Where a line of the listing below includes the word "生涯現役", reproduce that line.

----------------------------------------

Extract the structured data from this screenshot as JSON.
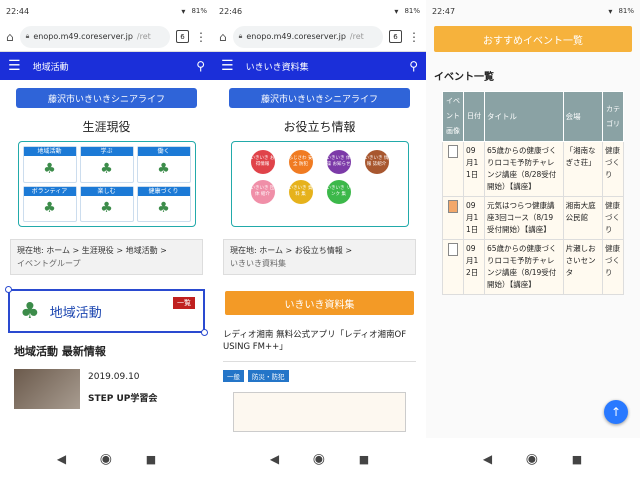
{
  "status": [
    {
      "time": "22:44",
      "battery": "81%"
    },
    {
      "time": "22:46",
      "battery": "81%"
    },
    {
      "time": "22:47",
      "battery": "81%"
    }
  ],
  "browser": {
    "url": "enopo.m49.coreserver.jp",
    "url_tail": "/ret",
    "tabs": "6"
  },
  "panel1": {
    "nav_title": "地域活動",
    "banner": "藤沢市いきいきシニアライフ",
    "section_title": "生涯現役",
    "tiles": [
      "地域活動",
      "学ぶ",
      "働く",
      "ボランティア",
      "楽しむ",
      "健康づくり"
    ],
    "breadcrumb": "現在地:  ホーム >  生涯現役 >  地域活動  >",
    "breadcrumb_sub": "イベントグループ",
    "selected_label": "地域活動",
    "list_button": "一覧",
    "news_heading": "地域活動 最新情報",
    "news_date": "2019.09.10",
    "news_title": "STEP UP学習会"
  },
  "panel2": {
    "nav_title": "いきいき資料集",
    "banner": "藤沢市いきいきシニアライフ",
    "section_title": "お役立ち情報",
    "circles": [
      {
        "label": "いきいき お得情報",
        "color": "#e0434a"
      },
      {
        "label": "ふじさわ 安全 防犯",
        "color": "#f07b22"
      },
      {
        "label": "いきいき 体操 お知らせ",
        "color": "#7c3aa8"
      },
      {
        "label": "いきいき 情報 誌紹介",
        "color": "#a8572f"
      },
      {
        "label": "いきいき 団体 紹介",
        "color": "#f08fa8"
      },
      {
        "label": "いきいき 資料 集",
        "color": "#e6b21c"
      },
      {
        "label": "いきいき リンク 集",
        "color": "#3cb84a"
      }
    ],
    "breadcrumb": "現在地:  ホーム >  お役立ち情報  >",
    "breadcrumb_sub": "いきいき資料集",
    "orange_button": "いきいき資料集",
    "app_text": "レディオ湘南 無料公式アプリ「レディオ湘南OF USING FM++」",
    "tags": [
      "一般",
      "防災・防犯"
    ]
  },
  "panel3": {
    "recommend_button": "おすすめイベント一覧",
    "title": "イベント一覧",
    "headers": [
      "イベント画像",
      "日付",
      "タイトル",
      "会場",
      "カテゴリ"
    ],
    "rows": [
      {
        "date": "09月11日",
        "title": "65歳からの健康づくりロコモ予防チャレンジ講座（8/28受付開始）【講座】",
        "venue": "「湘南なぎさ荘」",
        "category": "健康づくり"
      },
      {
        "date": "09月11日",
        "title": "元気はつらつ健康講座3回コース（8/19受付開始）【講座】",
        "venue": "湘南大庭公民館",
        "category": "健康づくり"
      },
      {
        "date": "09月12日",
        "title": "65歳からの健康づくりロコモ予防チャレンジ講座（8/19受付開始）【講座】",
        "venue": "片瀬しおさいセンタ",
        "category": "健康づくり"
      }
    ]
  },
  "colors": {
    "nav": "#1b2fd9",
    "banner": "#2f64d8",
    "orange": "#f39a26",
    "fab": "#2979ff"
  }
}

----------------------------------------

Solution:
    "section_title": "生涯現役",
    "breadcrumb": "現在地:  ホーム >  生涯現役 >  地域活動  >",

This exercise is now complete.